§ TRAVAIL DEMANDÉ
a – Traduisez en anglais la phrase suivante du texte sur le mascaret : « Pourtant, ceux qu'engloutit le flot sont impardonnables : ils sont prévenus. »
b – Transcrivez à l'identique le passage du texte sur le mascaret situé entre « Chaloupes et péniches » et « de pré-salé ! », ces deux bornes comprises.

On n'est jamais certain que le mascaret ne fera pas quelques victimes ;
et l'on est toujours sûr qu'il causera de sérieux
dégâts.
Pourtant, ceux qu'engloutit le flot sont impardonnables : ils sont
prévenus. La ponctualité du marcaret est
proverbiale, en
effet, et elle ferait pâlir l'exactitude royale —
si
celle-ci n'avait cessé d'être une
légende. On sait
que le flot passera ici à 9 h. 54, un peu plus loin
à 10
h. 27 et ainsi de suite. Et à l'heure dite, il passe
furieux,
écumant.
Chaloupes et péniches ont donc eu le temps de se
garer dans
la baie de Villequier. ou dans tout autre endroit sûr !
D'autre
part, cette inondation ne cause pas que des ravages ; c'est la
marée fertilisante, quelque peu semblable aux
débordements du Nil. Dans le tourbillon qu'elle provoque,
elle
entraîne, de l'estuaire de la Seine et
dépose dans
les prairies qui bordent le fleuve, cette vase, si riche en engrais qui
fait les pâturages hors pair, auxquels vous avez, Parisiens,
mes
frères, le fameux mouton de pré-salé !

§ DONNÉES ENREGISTRÉES
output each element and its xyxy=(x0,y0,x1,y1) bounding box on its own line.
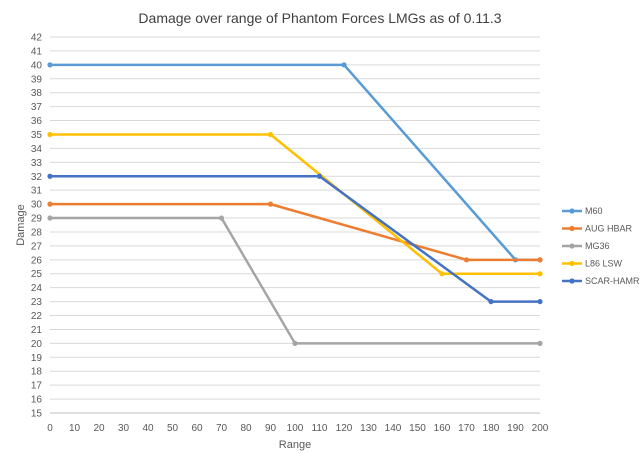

§ RÉPONSES PAR TÂCHE
a – Yet those whom the tide swallows up are beyond forgiveness: they have been warned.

b –
Chaloupes et péniches ont donc eu le temps de se
garer dans
la baie de Villequier. ou dans tout autre endroit sûr !
D'autre
part, cette inondation ne cause pas que des ravages ; c'est la
marée fertilisante, quelque peu semblable aux
débordements du Nil. Dans le tourbillon qu'elle provoque,
elle
entraîne, de l'estuaire de la Seine et
dépose dans
les prairies qui bordent le fleuve, cette vase, si riche en engrais qui
fait les pâturages hors pair, auxquels vous avez, Parisiens,
mes
frères, le fameux mouton de pré-salé !